_WRITTEN EXERCISE_
Search the data below for the word "Temperaturwähler" and copy each line that holds it.
------ RECORDS FOR THE TASK
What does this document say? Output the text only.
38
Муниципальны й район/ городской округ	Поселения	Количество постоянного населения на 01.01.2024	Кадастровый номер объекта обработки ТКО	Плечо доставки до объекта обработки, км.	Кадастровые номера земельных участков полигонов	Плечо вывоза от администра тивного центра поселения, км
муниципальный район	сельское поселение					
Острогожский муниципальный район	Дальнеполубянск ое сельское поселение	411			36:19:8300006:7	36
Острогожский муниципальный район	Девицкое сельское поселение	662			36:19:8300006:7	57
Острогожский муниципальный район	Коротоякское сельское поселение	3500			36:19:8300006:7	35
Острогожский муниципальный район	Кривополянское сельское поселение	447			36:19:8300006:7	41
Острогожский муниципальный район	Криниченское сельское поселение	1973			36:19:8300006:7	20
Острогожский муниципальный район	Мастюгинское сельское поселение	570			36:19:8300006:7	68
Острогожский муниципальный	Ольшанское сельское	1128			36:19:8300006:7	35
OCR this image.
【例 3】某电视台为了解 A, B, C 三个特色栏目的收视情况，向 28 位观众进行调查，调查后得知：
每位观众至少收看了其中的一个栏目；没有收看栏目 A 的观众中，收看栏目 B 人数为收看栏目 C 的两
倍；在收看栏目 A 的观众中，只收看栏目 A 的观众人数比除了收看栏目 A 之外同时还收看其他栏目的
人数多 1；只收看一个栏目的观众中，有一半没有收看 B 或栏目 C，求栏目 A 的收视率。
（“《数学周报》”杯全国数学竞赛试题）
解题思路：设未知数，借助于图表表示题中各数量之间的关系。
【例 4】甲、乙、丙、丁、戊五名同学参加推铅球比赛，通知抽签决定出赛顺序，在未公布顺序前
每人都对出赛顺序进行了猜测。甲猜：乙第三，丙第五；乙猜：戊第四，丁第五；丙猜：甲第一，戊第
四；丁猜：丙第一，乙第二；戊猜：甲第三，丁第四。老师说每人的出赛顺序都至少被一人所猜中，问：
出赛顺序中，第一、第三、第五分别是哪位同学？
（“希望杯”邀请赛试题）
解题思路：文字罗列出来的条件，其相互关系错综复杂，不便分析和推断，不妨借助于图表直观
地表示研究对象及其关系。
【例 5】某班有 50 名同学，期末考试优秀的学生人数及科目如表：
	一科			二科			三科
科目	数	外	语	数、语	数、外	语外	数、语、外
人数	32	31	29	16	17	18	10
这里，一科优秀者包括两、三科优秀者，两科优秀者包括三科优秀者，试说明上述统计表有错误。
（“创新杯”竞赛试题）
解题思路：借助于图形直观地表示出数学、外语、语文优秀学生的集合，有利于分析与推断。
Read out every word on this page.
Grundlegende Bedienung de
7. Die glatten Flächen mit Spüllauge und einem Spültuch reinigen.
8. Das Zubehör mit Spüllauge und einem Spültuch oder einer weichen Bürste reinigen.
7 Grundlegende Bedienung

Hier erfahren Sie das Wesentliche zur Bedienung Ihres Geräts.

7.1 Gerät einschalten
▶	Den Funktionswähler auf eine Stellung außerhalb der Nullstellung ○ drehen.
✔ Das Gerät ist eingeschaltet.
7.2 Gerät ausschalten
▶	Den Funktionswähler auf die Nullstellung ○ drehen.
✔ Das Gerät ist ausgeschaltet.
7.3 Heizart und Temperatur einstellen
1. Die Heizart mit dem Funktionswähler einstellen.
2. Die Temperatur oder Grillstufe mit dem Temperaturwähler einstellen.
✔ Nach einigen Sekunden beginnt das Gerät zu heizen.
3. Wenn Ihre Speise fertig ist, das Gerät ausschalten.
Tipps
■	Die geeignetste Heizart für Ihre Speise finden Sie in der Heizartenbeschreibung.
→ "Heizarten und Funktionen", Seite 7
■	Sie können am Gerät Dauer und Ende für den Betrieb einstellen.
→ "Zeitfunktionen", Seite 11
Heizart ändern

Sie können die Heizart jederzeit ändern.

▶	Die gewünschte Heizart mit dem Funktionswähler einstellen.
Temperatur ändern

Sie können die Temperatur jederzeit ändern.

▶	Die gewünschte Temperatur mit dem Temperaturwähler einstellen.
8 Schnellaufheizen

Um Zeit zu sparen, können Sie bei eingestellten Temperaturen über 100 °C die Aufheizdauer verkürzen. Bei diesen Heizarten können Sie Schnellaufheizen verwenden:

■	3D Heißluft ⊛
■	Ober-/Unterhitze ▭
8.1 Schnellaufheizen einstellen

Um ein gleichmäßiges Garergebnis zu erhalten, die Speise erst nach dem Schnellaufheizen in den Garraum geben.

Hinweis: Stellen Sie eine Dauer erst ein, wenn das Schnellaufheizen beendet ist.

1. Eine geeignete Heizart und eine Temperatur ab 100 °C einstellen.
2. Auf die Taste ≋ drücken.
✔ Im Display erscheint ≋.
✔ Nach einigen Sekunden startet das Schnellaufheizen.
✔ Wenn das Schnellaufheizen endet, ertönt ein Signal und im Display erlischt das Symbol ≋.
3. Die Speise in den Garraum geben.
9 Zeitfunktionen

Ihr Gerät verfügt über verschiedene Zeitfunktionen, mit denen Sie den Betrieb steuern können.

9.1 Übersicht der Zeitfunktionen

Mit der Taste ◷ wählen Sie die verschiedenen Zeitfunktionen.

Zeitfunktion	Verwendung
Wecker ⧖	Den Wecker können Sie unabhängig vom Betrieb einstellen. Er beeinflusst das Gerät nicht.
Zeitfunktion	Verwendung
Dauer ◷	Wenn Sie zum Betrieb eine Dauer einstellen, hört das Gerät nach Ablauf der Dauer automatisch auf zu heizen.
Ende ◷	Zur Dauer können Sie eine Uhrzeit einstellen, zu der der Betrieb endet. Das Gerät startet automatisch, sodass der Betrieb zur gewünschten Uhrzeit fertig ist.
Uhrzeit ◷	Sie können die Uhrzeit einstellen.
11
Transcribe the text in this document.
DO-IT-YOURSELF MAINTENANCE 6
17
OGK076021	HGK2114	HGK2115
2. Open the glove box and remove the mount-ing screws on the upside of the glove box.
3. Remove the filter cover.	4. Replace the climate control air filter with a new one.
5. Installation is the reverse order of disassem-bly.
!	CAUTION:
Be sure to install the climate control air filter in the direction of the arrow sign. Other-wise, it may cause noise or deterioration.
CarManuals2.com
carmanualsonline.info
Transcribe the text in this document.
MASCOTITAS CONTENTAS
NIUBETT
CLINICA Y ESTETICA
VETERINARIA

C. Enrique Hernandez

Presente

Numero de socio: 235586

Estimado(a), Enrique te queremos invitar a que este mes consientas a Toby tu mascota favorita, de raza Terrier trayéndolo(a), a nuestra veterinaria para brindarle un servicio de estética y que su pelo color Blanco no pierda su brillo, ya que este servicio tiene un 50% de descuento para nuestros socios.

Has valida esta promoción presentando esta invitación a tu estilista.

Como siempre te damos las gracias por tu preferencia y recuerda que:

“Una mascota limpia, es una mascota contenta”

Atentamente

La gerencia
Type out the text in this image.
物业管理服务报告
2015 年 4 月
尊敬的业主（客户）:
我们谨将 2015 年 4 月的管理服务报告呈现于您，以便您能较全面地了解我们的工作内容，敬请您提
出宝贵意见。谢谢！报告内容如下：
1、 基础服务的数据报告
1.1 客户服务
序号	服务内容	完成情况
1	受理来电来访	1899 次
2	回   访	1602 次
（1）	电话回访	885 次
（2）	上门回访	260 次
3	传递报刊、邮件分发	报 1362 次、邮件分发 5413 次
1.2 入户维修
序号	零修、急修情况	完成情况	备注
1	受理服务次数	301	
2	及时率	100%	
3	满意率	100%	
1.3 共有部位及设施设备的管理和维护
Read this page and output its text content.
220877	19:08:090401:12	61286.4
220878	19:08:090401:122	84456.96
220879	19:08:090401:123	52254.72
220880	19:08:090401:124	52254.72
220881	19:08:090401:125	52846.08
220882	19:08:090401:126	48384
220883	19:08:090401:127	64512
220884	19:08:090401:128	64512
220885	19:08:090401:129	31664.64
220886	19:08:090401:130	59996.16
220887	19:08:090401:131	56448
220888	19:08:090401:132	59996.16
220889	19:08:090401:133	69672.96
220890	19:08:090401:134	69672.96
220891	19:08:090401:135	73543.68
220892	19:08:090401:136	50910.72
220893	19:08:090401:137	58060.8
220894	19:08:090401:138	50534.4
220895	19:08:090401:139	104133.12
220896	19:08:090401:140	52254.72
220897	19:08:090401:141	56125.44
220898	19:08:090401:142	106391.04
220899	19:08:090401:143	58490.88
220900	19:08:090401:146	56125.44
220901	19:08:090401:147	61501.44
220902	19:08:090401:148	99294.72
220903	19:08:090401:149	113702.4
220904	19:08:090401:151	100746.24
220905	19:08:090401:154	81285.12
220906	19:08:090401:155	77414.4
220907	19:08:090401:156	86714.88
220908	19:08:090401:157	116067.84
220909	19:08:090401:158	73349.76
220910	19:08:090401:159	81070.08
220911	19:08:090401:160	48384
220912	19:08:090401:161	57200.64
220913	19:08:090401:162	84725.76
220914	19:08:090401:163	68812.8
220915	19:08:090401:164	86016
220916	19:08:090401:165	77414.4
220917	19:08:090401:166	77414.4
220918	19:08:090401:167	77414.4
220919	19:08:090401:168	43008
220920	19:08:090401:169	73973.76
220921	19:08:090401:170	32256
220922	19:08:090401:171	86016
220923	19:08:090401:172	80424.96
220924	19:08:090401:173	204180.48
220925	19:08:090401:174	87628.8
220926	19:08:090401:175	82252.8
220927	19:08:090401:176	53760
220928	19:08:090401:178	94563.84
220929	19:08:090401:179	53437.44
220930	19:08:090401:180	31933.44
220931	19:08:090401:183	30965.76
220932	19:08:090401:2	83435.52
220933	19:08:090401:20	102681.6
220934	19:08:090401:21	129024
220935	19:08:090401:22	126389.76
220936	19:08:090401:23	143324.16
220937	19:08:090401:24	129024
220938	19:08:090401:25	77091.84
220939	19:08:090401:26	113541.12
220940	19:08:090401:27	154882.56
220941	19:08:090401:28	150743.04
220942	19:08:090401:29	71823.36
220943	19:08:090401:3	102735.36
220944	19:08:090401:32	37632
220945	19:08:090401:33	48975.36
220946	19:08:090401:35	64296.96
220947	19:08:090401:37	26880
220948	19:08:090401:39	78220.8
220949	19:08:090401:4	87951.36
------------
_IN RESPONSE_
2. Die Temperatur oder Grillstufe mit dem Temperaturwähler einstellen.
▶	Die gewünschte Temperatur mit dem Temperaturwähler einstellen.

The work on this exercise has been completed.